Written task =
Reproduce each line of the items below without any change.

-- Start of Data for this task --

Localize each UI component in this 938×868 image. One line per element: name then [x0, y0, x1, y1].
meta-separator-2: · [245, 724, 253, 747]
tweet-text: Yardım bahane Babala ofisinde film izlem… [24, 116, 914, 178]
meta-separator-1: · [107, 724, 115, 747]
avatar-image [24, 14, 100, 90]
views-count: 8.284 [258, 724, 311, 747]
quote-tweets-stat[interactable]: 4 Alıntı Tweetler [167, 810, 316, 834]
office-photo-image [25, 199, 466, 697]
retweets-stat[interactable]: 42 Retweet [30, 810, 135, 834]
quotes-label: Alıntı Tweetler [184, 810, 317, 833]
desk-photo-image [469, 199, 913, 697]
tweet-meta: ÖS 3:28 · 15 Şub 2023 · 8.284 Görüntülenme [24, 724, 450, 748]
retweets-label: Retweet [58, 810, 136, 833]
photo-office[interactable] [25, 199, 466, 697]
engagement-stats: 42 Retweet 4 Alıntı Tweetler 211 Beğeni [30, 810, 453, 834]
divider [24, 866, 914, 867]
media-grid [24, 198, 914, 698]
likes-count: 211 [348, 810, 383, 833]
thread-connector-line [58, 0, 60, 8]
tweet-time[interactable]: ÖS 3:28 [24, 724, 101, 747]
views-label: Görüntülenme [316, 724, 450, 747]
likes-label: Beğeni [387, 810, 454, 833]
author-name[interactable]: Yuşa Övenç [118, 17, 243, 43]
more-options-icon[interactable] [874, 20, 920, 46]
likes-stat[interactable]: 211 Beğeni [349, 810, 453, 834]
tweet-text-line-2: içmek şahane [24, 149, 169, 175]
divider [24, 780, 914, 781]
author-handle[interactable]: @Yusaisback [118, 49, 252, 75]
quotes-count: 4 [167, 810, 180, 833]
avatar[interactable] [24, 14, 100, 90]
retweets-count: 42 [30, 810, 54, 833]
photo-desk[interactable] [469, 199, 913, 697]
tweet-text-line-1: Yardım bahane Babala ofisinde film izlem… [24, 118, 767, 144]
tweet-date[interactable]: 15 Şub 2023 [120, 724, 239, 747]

-- End of Data for this task --

Exercise answer =
Localize each UI component in this 938×868 image. One line per element: name then [x0, y0, x1, y1].
meta-separator-2: · [245, 724, 253, 747]
tweet-text: Yardım bahane Babala ofisinde film izlem… [24, 116, 914, 178]
meta-separator-1: · [107, 724, 115, 747]
avatar-image [24, 14, 100, 90]
views-count: 8.284 [258, 724, 311, 747]
quote-tweets-stat[interactable]: 4 Alıntı Tweetler [167, 810, 316, 834]
office-photo-image [25, 199, 466, 697]
retweets-stat[interactable]: 42 Retweet [30, 810, 135, 834]
quotes-label: Alıntı Tweetler [184, 810, 317, 833]
desk-photo-image [469, 199, 913, 697]
tweet-meta: ÖS 3:28 · 15 Şub 2023 · 8.284 Görüntülenme [24, 724, 450, 748]
retweets-label: Retweet [58, 810, 136, 833]
photo-office[interactable] [25, 199, 466, 697]
engagement-stats: 42 Retweet 4 Alıntı Tweetler 211 Beğeni [30, 810, 453, 834]
divider [24, 866, 914, 867]
media-grid [24, 198, 914, 698]
likes-count: 211 [348, 810, 383, 833]
thread-connector-line [58, 0, 60, 8]
tweet-time[interactable]: ÖS 3:28 [24, 724, 101, 747]
views-label: Görüntülenme [316, 724, 450, 747]
likes-label: Beğeni [387, 810, 454, 833]
author-name[interactable]: Yuşa Övenç [118, 17, 243, 43]
more-options-icon[interactable] [874, 20, 920, 46]
likes-stat[interactable]: 211 Beğeni [349, 810, 453, 834]
tweet-text-line-2: içmek şahane [24, 149, 169, 175]
divider [24, 780, 914, 781]
author-handle[interactable]: @Yusaisback [118, 49, 252, 75]
quotes-count: 4 [167, 810, 180, 833]
avatar[interactable] [24, 14, 100, 90]
retweets-count: 42 [30, 810, 54, 833]
photo-desk[interactable] [469, 199, 913, 697]
tweet-text-line-1: Yardım bahane Babala ofisinde film izlem… [24, 118, 767, 144]
tweet-date[interactable]: 15 Şub 2023 [120, 724, 239, 747]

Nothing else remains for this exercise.